### AIM OF THE EXERCISE
Output every entry exactly, without any pictures.

• • • • • • •

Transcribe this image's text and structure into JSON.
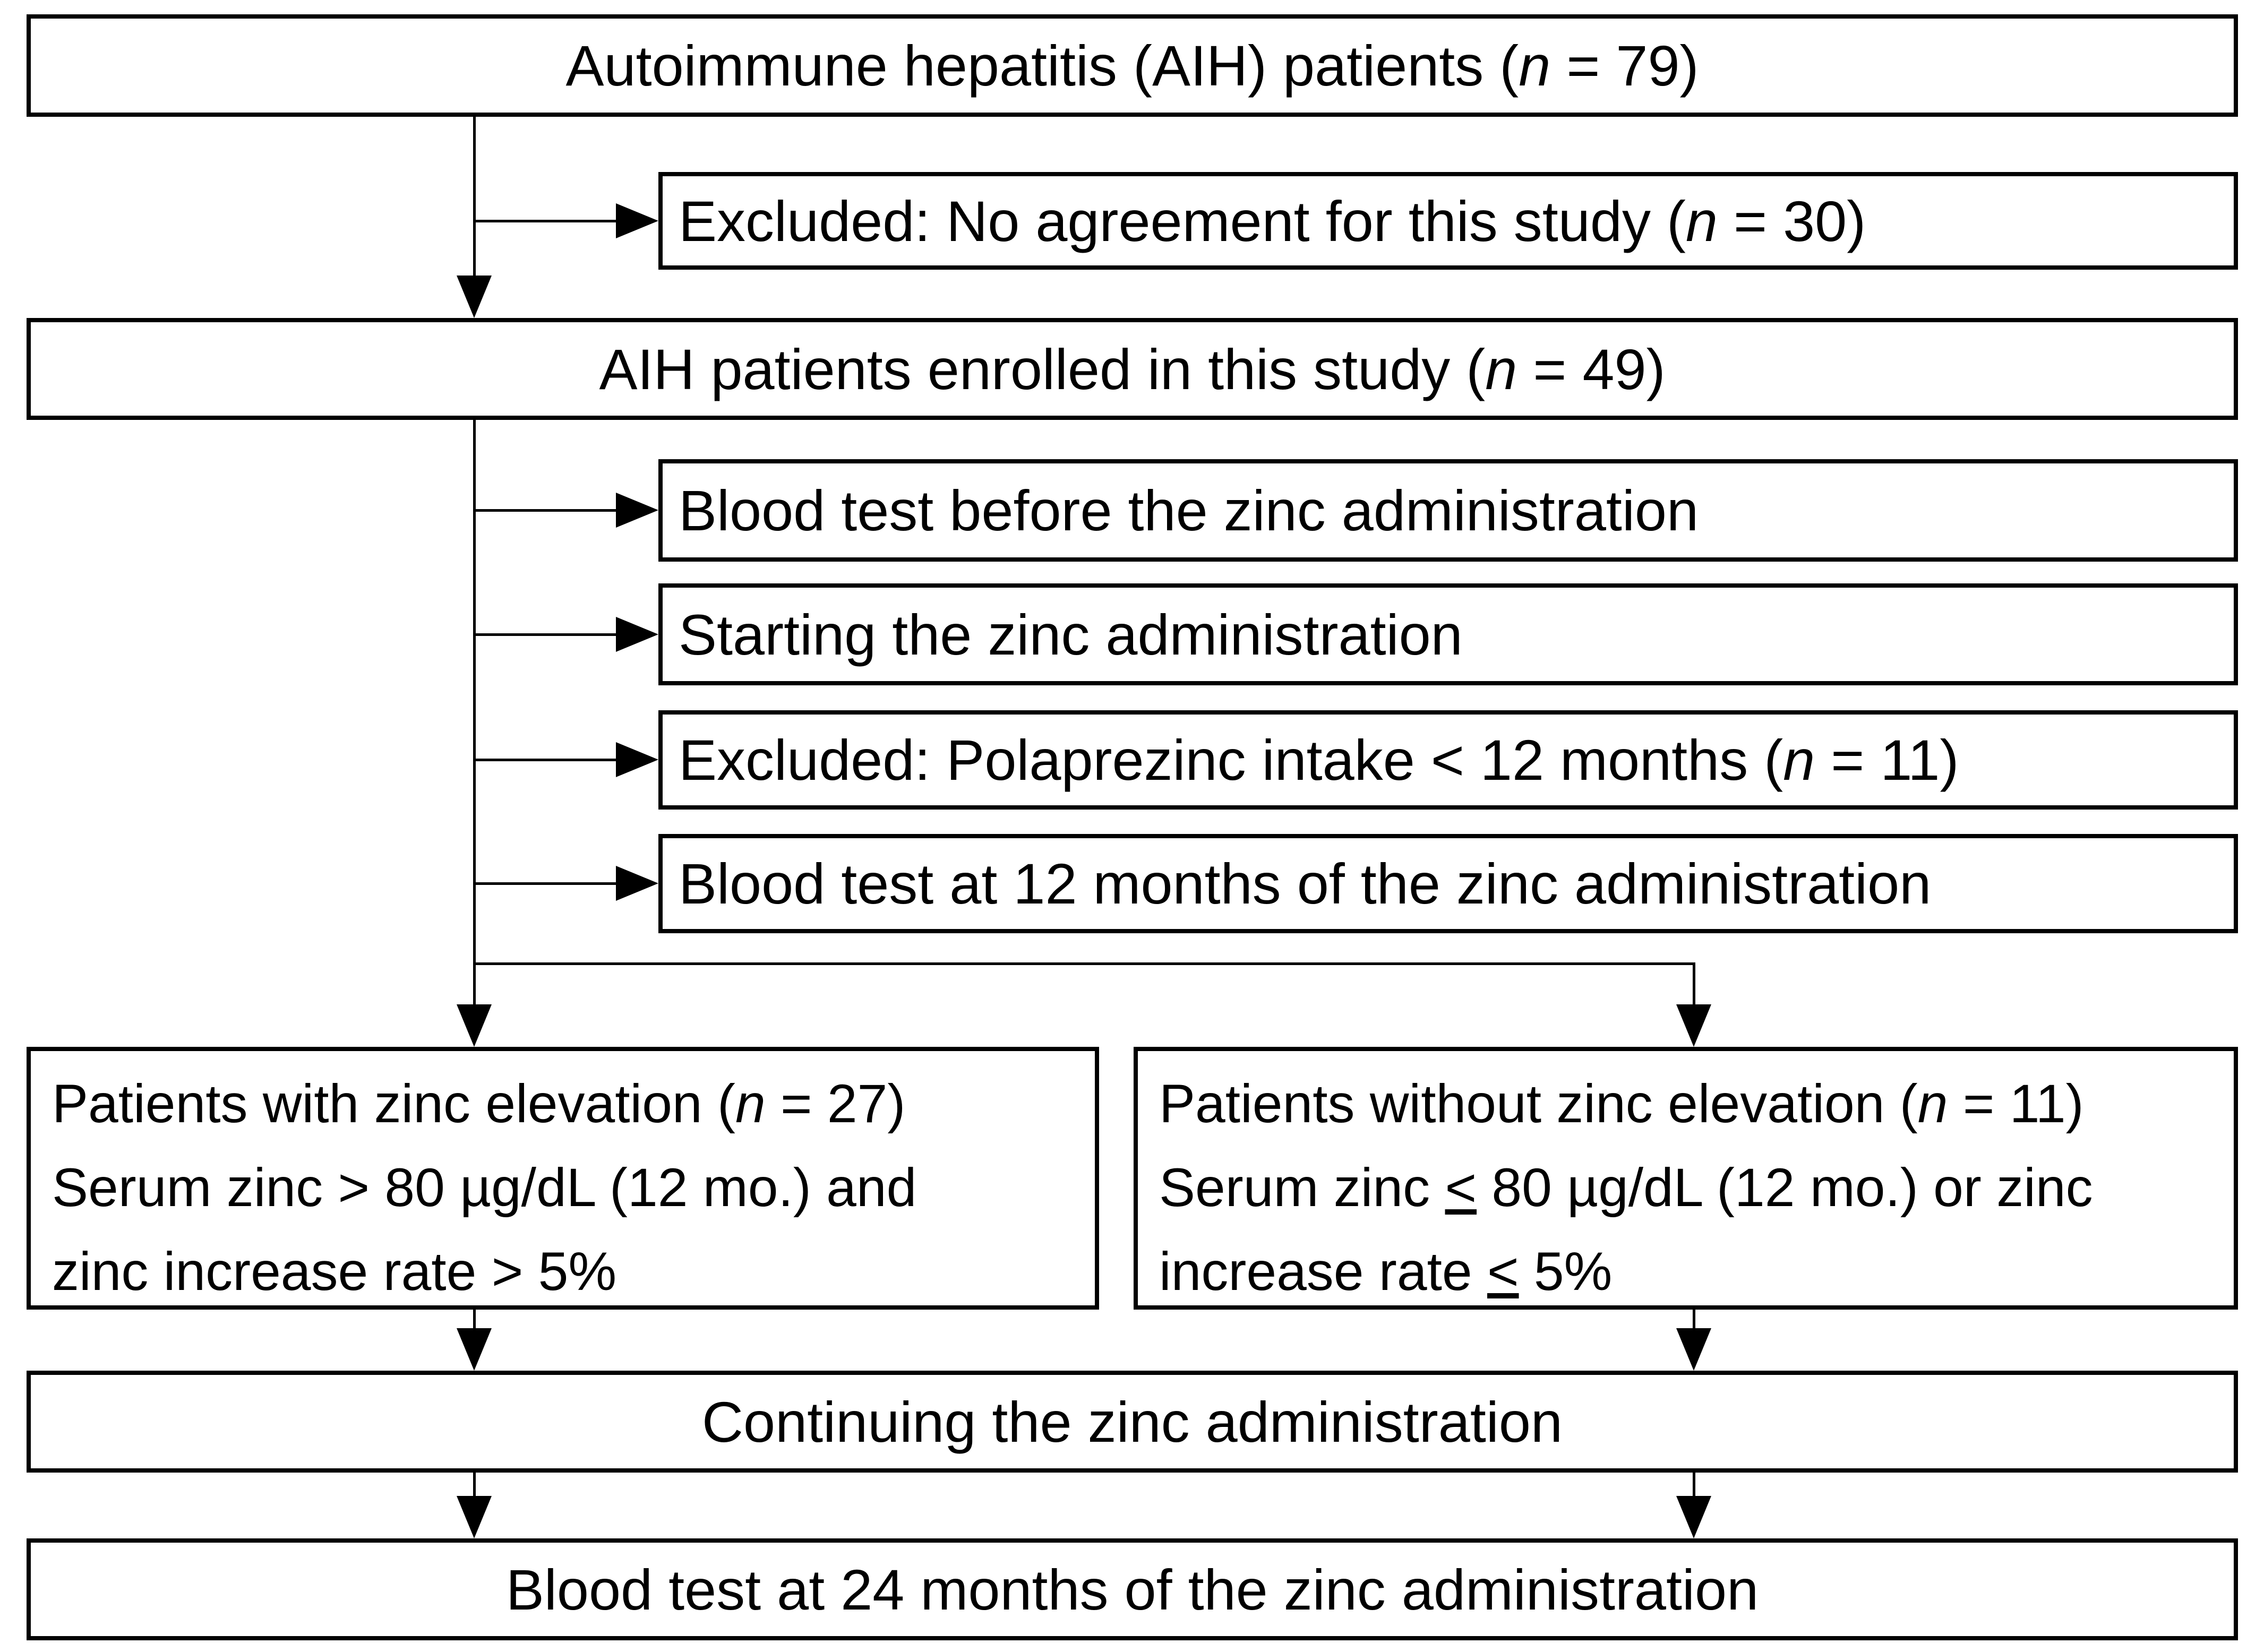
{
  "colors": {
    "background": "#ffffff",
    "line": "#000000",
    "text": "#000000"
  },
  "boxes": {
    "aih_total": {
      "lines": [
        [
          {
            "t": "Autoimmune hepatitis (AIH) patients ("
          },
          {
            "t": "n",
            "i": true
          },
          {
            "t": " = 79)"
          }
        ]
      ]
    },
    "excluded_no_agreement": {
      "lines": [
        [
          {
            "t": "Excluded: No agreement for this study ("
          },
          {
            "t": "n",
            "i": true
          },
          {
            "t": " = 30)"
          }
        ]
      ]
    },
    "enrolled": {
      "lines": [
        [
          {
            "t": "AIH patients enrolled in this study ("
          },
          {
            "t": "n",
            "i": true
          },
          {
            "t": " = 49)"
          }
        ]
      ]
    },
    "blood_test_before": {
      "lines": [
        [
          {
            "t": "Blood test before the zinc administration"
          }
        ]
      ]
    },
    "starting_zinc": {
      "lines": [
        [
          {
            "t": "Starting the zinc administration"
          }
        ]
      ]
    },
    "excluded_polaprezinc": {
      "lines": [
        [
          {
            "t": "Excluded: Polaprezinc intake < 12 months ("
          },
          {
            "t": "n",
            "i": true
          },
          {
            "t": " = 11)"
          }
        ]
      ]
    },
    "blood_test_12": {
      "lines": [
        [
          {
            "t": "Blood test at 12 months of the zinc administration"
          }
        ]
      ]
    },
    "with_elevation": {
      "lines": [
        [
          {
            "t": "Patients with zinc elevation ("
          },
          {
            "t": "n",
            "i": true
          },
          {
            "t": " = 27)"
          }
        ],
        [
          {
            "t": "Serum zinc > 80 µg/dL (12 mo.) and"
          }
        ],
        [
          {
            "t": "zinc increase rate > 5%"
          }
        ]
      ]
    },
    "without_elevation": {
      "lines": [
        [
          {
            "t": "Patients without zinc elevation ("
          },
          {
            "t": "n",
            "i": true
          },
          {
            "t": " = 11)"
          }
        ],
        [
          {
            "t": "Serum zinc "
          },
          {
            "t": "<",
            "u": true
          },
          {
            "t": " 80 µg/dL (12 mo.) or zinc"
          }
        ],
        [
          {
            "t": "increase rate "
          },
          {
            "t": "<",
            "u": true
          },
          {
            "t": " 5%"
          }
        ]
      ]
    },
    "continuing": {
      "lines": [
        [
          {
            "t": "Continuing the zinc administration"
          }
        ]
      ]
    },
    "blood_test_24": {
      "lines": [
        [
          {
            "t": "Blood test at 24 months of the zinc administration"
          }
        ]
      ]
    }
  },
  "edges": [
    {
      "from": "aih_total",
      "to": "excluded_no_agreement"
    },
    {
      "from": "aih_total",
      "to": "enrolled"
    },
    {
      "from": "enrolled",
      "to": "blood_test_before"
    },
    {
      "from": "enrolled",
      "to": "starting_zinc"
    },
    {
      "from": "enrolled",
      "to": "excluded_polaprezinc"
    },
    {
      "from": "enrolled",
      "to": "blood_test_12"
    },
    {
      "from": "enrolled",
      "to": "with_elevation"
    },
    {
      "from": "enrolled",
      "to": "without_elevation"
    },
    {
      "from": "with_elevation",
      "to": "continuing"
    },
    {
      "from": "without_elevation",
      "to": "continuing"
    },
    {
      "from": "continuing",
      "to": "blood_test_24"
    }
  ]
}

• • • • • • •

### RESULT
Transcribe this image's text and structure into JSON.
{
  "colors": {
    "background": "#ffffff",
    "line": "#000000",
    "text": "#000000"
  },
  "boxes": {
    "aih_total": {
      "lines": [
        [
          {
            "t": "Autoimmune hepatitis (AIH) patients ("
          },
          {
            "t": "n",
            "i": true
          },
          {
            "t": " = 79)"
          }
        ]
      ]
    },
    "excluded_no_agreement": {
      "lines": [
        [
          {
            "t": "Excluded: No agreement for this study ("
          },
          {
            "t": "n",
            "i": true
          },
          {
            "t": " = 30)"
          }
        ]
      ]
    },
    "enrolled": {
      "lines": [
        [
          {
            "t": "AIH patients enrolled in this study ("
          },
          {
            "t": "n",
            "i": true
          },
          {
            "t": " = 49)"
          }
        ]
      ]
    },
    "blood_test_before": {
      "lines": [
        [
          {
            "t": "Blood test before the zinc administration"
          }
        ]
      ]
    },
    "starting_zinc": {
      "lines": [
        [
          {
            "t": "Starting the zinc administration"
          }
        ]
      ]
    },
    "excluded_polaprezinc": {
      "lines": [
        [
          {
            "t": "Excluded: Polaprezinc intake < 12 months ("
          },
          {
            "t": "n",
            "i": true
          },
          {
            "t": " = 11)"
          }
        ]
      ]
    },
    "blood_test_12": {
      "lines": [
        [
          {
            "t": "Blood test at 12 months of the zinc administration"
          }
        ]
      ]
    },
    "with_elevation": {
      "lines": [
        [
          {
            "t": "Patients with zinc elevation ("
          },
          {
            "t": "n",
            "i": true
          },
          {
            "t": " = 27)"
          }
        ],
        [
          {
            "t": "Serum zinc > 80 µg/dL (12 mo.) and"
          }
        ],
        [
          {
            "t": "zinc increase rate > 5%"
          }
        ]
      ]
    },
    "without_elevation": {
      "lines": [
        [
          {
            "t": "Patients without zinc elevation ("
          },
          {
            "t": "n",
            "i": true
          },
          {
            "t": " = 11)"
          }
        ],
        [
          {
            "t": "Serum zinc "
          },
          {
            "t": "<",
            "u": true
          },
          {
            "t": " 80 µg/dL (12 mo.) or zinc"
          }
        ],
        [
          {
            "t": "increase rate "
          },
          {
            "t": "<",
            "u": true
          },
          {
            "t": " 5%"
          }
        ]
      ]
    },
    "continuing": {
      "lines": [
        [
          {
            "t": "Continuing the zinc administration"
          }
        ]
      ]
    },
    "blood_test_24": {
      "lines": [
        [
          {
            "t": "Blood test at 24 months of the zinc administration"
          }
        ]
      ]
    }
  },
  "edges": [
    {
      "from": "aih_total",
      "to": "excluded_no_agreement"
    },
    {
      "from": "aih_total",
      "to": "enrolled"
    },
    {
      "from": "enrolled",
      "to": "blood_test_before"
    },
    {
      "from": "enrolled",
      "to": "starting_zinc"
    },
    {
      "from": "enrolled",
      "to": "excluded_polaprezinc"
    },
    {
      "from": "enrolled",
      "to": "blood_test_12"
    },
    {
      "from": "enrolled",
      "to": "with_elevation"
    },
    {
      "from": "enrolled",
      "to": "without_elevation"
    },
    {
      "from": "with_elevation",
      "to": "continuing"
    },
    {
      "from": "without_elevation",
      "to": "continuing"
    },
    {
      "from": "continuing",
      "to": "blood_test_24"
    }
  ]
}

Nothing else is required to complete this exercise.